> _What the exercise asks_
Beginning at the line with "Read this page and output its text content.", output each line to the end of the listing below exactly, please.

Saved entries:
--*--

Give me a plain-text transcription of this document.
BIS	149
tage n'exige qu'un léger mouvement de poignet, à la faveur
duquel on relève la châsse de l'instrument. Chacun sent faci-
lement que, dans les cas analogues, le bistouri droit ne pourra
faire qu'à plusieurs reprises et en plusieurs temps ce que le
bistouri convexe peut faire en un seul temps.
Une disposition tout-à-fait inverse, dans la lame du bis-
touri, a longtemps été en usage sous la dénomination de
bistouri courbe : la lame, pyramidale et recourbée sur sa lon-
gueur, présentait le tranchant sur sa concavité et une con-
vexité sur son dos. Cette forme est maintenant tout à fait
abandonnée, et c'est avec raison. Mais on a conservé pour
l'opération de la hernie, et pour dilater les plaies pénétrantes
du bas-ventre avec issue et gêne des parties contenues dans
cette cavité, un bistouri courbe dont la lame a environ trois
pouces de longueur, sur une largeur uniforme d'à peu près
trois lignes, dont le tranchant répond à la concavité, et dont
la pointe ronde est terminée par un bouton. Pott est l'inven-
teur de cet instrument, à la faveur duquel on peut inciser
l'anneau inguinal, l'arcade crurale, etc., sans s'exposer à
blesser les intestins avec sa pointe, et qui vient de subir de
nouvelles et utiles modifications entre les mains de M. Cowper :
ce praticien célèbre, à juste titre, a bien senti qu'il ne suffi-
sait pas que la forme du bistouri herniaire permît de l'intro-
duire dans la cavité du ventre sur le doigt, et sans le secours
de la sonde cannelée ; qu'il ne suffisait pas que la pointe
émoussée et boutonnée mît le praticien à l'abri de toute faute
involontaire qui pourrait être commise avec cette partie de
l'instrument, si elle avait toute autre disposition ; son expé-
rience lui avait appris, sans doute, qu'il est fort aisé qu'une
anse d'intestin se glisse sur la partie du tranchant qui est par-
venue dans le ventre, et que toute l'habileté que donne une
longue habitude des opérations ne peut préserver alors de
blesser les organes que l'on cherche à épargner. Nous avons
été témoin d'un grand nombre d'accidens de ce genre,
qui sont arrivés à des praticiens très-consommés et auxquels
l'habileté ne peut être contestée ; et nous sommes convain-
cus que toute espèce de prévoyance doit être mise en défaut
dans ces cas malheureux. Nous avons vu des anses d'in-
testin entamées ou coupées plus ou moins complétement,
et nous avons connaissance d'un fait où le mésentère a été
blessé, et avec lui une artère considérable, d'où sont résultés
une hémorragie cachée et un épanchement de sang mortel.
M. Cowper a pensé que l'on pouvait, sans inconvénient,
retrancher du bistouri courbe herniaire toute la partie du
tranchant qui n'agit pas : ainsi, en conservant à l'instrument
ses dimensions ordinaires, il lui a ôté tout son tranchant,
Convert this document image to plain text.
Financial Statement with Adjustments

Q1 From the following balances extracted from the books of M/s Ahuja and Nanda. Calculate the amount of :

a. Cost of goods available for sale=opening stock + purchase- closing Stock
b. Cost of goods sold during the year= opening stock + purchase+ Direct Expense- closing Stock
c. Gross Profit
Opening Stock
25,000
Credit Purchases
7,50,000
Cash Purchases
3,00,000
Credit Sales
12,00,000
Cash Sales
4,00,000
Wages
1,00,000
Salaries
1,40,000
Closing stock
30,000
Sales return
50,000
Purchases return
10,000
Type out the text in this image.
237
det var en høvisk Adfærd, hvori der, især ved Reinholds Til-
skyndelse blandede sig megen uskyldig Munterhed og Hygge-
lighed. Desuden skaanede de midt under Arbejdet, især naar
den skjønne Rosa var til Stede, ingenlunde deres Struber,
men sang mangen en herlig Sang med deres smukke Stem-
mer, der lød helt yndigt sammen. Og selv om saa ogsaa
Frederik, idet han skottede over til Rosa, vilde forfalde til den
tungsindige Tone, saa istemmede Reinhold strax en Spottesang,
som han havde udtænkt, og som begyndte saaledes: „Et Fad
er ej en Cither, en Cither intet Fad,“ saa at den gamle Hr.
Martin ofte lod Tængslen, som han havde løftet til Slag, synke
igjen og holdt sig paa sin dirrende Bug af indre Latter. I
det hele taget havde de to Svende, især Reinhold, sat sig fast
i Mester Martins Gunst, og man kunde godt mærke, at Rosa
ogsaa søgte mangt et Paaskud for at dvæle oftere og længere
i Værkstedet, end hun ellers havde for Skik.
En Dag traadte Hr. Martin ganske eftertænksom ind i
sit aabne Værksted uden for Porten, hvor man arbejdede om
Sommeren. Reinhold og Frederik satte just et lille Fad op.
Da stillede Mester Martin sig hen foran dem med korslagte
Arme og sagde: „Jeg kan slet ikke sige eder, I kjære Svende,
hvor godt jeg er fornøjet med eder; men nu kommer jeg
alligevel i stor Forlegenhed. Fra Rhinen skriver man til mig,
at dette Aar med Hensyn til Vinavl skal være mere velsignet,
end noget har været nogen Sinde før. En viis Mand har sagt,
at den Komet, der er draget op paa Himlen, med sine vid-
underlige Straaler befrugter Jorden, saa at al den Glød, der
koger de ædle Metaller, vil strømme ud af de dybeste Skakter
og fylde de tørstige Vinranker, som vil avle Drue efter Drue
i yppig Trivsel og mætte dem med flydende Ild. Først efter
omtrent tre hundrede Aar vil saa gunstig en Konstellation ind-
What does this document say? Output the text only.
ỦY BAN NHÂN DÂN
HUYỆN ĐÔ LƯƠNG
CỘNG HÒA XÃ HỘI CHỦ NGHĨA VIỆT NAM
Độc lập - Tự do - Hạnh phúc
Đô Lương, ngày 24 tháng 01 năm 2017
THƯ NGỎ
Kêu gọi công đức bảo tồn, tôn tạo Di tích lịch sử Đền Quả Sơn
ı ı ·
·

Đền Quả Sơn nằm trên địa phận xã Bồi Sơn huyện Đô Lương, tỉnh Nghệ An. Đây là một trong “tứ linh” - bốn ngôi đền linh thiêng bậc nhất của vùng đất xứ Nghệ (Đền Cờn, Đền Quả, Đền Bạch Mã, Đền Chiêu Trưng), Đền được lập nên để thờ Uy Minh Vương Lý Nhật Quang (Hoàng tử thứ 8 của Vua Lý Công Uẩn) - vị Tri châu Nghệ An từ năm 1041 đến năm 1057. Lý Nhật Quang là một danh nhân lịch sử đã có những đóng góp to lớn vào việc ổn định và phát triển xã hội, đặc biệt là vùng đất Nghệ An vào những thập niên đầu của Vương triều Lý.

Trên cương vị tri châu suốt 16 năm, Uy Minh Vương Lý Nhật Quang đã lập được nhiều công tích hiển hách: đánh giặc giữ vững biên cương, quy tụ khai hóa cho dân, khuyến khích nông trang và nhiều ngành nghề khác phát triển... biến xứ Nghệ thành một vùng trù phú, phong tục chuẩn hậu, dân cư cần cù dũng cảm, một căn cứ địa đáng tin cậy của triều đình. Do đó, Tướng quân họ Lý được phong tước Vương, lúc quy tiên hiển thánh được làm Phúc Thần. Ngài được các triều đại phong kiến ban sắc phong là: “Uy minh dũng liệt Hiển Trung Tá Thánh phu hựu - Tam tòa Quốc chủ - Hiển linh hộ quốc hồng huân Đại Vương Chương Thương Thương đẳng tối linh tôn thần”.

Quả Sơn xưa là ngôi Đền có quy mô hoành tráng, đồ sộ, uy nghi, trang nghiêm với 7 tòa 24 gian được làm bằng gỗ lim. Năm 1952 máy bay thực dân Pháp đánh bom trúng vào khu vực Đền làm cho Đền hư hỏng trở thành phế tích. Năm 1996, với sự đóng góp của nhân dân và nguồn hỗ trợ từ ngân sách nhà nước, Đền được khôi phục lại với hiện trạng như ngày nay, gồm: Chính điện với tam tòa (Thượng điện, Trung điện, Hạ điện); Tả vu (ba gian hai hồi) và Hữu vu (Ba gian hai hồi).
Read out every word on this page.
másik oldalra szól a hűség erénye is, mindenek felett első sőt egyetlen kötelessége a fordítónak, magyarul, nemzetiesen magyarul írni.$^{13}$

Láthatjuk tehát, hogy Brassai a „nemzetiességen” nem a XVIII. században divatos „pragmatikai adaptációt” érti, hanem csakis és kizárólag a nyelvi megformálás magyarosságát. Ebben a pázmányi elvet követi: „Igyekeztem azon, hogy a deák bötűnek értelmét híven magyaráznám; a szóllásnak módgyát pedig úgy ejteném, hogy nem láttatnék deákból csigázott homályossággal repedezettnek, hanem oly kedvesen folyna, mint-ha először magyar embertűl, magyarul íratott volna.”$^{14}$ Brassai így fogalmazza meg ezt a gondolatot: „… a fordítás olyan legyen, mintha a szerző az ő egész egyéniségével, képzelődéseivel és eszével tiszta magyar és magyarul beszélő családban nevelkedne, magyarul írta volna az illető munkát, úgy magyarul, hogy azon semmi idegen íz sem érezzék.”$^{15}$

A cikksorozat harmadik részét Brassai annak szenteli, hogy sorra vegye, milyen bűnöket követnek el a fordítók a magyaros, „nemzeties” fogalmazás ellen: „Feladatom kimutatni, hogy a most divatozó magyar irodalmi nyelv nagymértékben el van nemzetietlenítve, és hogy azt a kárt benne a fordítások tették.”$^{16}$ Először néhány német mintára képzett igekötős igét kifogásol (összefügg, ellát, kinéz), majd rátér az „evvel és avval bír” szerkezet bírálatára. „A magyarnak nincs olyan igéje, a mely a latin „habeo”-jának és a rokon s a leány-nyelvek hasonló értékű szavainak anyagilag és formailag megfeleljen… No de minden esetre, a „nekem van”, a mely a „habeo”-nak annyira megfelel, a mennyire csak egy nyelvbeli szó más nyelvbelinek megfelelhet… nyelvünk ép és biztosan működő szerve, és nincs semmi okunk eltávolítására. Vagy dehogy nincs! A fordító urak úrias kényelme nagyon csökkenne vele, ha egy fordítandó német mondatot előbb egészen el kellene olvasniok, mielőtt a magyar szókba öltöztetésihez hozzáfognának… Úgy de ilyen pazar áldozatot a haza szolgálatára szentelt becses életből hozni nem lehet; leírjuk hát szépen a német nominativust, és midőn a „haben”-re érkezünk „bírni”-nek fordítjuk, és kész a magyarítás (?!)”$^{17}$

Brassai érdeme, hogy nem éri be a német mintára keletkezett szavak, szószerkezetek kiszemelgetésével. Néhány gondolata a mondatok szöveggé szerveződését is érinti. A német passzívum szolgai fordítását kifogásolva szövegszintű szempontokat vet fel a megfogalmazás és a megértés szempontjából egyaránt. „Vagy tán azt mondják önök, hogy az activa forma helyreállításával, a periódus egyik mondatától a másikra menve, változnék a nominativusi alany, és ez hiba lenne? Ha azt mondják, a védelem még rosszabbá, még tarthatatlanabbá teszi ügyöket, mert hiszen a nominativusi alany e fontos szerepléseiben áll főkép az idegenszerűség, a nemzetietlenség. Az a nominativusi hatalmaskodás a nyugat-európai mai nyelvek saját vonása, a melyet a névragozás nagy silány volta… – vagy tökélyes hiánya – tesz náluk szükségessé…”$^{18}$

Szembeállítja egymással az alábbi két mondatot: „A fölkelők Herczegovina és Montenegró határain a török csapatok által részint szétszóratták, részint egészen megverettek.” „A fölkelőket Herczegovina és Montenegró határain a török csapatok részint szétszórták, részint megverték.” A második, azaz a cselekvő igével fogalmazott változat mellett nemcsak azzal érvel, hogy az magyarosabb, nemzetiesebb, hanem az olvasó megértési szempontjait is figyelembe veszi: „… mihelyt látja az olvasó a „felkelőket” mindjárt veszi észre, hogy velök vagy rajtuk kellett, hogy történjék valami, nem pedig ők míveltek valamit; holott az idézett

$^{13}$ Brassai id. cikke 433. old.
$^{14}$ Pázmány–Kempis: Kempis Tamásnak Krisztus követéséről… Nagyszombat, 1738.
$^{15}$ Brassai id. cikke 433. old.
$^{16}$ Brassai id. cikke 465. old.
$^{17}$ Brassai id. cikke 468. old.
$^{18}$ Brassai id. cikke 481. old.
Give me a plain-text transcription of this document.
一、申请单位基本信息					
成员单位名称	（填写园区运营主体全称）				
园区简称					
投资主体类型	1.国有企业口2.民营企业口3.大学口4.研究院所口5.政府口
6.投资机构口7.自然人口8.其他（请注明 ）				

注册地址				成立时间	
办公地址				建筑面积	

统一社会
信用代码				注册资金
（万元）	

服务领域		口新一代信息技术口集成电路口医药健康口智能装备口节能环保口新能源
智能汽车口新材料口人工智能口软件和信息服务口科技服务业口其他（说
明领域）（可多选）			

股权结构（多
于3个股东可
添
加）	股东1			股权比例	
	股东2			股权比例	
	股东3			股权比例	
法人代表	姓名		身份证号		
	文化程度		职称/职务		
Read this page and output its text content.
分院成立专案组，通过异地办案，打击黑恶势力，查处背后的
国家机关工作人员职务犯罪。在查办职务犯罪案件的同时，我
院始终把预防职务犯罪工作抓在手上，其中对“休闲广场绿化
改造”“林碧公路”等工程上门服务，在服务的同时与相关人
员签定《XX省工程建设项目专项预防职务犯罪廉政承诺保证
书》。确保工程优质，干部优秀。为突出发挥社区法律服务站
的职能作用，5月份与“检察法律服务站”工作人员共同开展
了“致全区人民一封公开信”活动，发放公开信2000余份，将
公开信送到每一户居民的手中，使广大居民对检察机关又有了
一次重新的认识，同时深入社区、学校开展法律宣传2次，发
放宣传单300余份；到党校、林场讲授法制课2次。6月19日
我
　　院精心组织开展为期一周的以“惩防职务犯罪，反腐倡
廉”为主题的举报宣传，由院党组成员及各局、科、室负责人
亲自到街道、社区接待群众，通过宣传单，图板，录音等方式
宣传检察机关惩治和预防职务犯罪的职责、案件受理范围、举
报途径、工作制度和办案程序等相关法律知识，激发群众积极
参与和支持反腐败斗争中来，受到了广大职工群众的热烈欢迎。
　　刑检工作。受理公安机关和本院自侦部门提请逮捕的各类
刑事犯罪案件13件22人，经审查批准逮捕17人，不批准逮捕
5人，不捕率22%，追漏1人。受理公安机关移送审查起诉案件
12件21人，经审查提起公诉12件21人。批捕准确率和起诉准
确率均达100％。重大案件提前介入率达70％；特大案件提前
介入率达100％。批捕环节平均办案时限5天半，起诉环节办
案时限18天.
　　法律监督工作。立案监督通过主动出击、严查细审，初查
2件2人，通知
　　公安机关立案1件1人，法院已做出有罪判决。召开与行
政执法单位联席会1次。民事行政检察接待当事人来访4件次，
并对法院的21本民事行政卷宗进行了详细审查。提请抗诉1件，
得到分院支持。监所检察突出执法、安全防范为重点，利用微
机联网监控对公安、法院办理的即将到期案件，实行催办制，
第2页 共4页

--*--

> _Exercise response_
Read this page and output its text content.
分院成立专案组，通过异地办案，打击黑恶势力，查处背后的
国家机关工作人员职务犯罪。在查办职务犯罪案件的同时，我
院始终把预防职务犯罪工作抓在手上，其中对“休闲广场绿化
改造”“林碧公路”等工程上门服务，在服务的同时与相关人
员签定《XX省工程建设项目专项预防职务犯罪廉政承诺保证
书》。确保工程优质，干部优秀。为突出发挥社区法律服务站
的职能作用，5月份与“检察法律服务站”工作人员共同开展
了“致全区人民一封公开信”活动，发放公开信2000余份，将
公开信送到每一户居民的手中，使广大居民对检察机关又有了
一次重新的认识，同时深入社区、学校开展法律宣传2次，发
放宣传单300余份；到党校、林场讲授法制课2次。6月19日
我
　　院精心组织开展为期一周的以“惩防职务犯罪，反腐倡
廉”为主题的举报宣传，由院党组成员及各局、科、室负责人
亲自到街道、社区接待群众，通过宣传单，图板，录音等方式
宣传检察机关惩治和预防职务犯罪的职责、案件受理范围、举
报途径、工作制度和办案程序等相关法律知识，激发群众积极
参与和支持反腐败斗争中来，受到了广大职工群众的热烈欢迎。
　　刑检工作。受理公安机关和本院自侦部门提请逮捕的各类
刑事犯罪案件13件22人，经审查批准逮捕17人，不批准逮捕
5人，不捕率22%，追漏1人。受理公安机关移送审查起诉案件
12件21人，经审查提起公诉12件21人。批捕准确率和起诉准
确率均达100％。重大案件提前介入率达70％；特大案件提前
介入率达100％。批捕环节平均办案时限5天半，起诉环节办
案时限18天.
　　法律监督工作。立案监督通过主动出击、严查细审，初查
2件2人，通知
　　公安机关立案1件1人，法院已做出有罪判决。召开与行
政执法单位联席会1次。民事行政检察接待当事人来访4件次，
并对法院的21本民事行政卷宗进行了详细审查。提请抗诉1件，
得到分院支持。监所检察突出执法、安全防范为重点，利用微
机联网监控对公安、法院办理的即将到期案件，实行催办制，
第2页 共4页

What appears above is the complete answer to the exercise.